- [Given task] Write the material out again, line by line, exactly as it is.

(Part of a data file)
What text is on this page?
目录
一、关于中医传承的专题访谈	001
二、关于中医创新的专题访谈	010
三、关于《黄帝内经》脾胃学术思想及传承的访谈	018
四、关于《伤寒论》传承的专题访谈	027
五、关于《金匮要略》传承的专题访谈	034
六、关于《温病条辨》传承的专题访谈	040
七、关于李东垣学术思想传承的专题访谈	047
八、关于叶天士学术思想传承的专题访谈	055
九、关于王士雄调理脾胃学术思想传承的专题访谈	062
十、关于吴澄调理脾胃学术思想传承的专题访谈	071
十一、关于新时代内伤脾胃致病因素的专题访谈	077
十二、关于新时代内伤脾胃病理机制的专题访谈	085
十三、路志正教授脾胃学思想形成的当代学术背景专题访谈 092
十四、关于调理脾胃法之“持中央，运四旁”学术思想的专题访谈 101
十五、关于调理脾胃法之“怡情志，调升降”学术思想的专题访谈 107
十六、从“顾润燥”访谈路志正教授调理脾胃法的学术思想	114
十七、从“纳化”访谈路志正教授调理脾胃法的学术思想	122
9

- [Task answer]
What text is on this page?
目录
一、关于中医传承的专题访谈	001
二、关于中医创新的专题访谈	010
三、关于《黄帝内经》脾胃学术思想及传承的访谈	018
四、关于《伤寒论》传承的专题访谈	027
五、关于《金匮要略》传承的专题访谈	034
六、关于《温病条辨》传承的专题访谈	040
七、关于李东垣学术思想传承的专题访谈	047
八、关于叶天士学术思想传承的专题访谈	055
九、关于王士雄调理脾胃学术思想传承的专题访谈	062
十、关于吴澄调理脾胃学术思想传承的专题访谈	071
十一、关于新时代内伤脾胃致病因素的专题访谈	077
十二、关于新时代内伤脾胃病理机制的专题访谈	085
十三、路志正教授脾胃学思想形成的当代学术背景专题访谈 092
十四、关于调理脾胃法之“持中央，运四旁”学术思想的专题访谈 101
十五、关于调理脾胃法之“怡情志，调升降”学术思想的专题访谈 107
十六、从“顾润燥”访谈路志正教授调理脾胃法的学术思想	114
十七、从“纳化”访谈路志正教授调理脾胃法的学术思想	122
9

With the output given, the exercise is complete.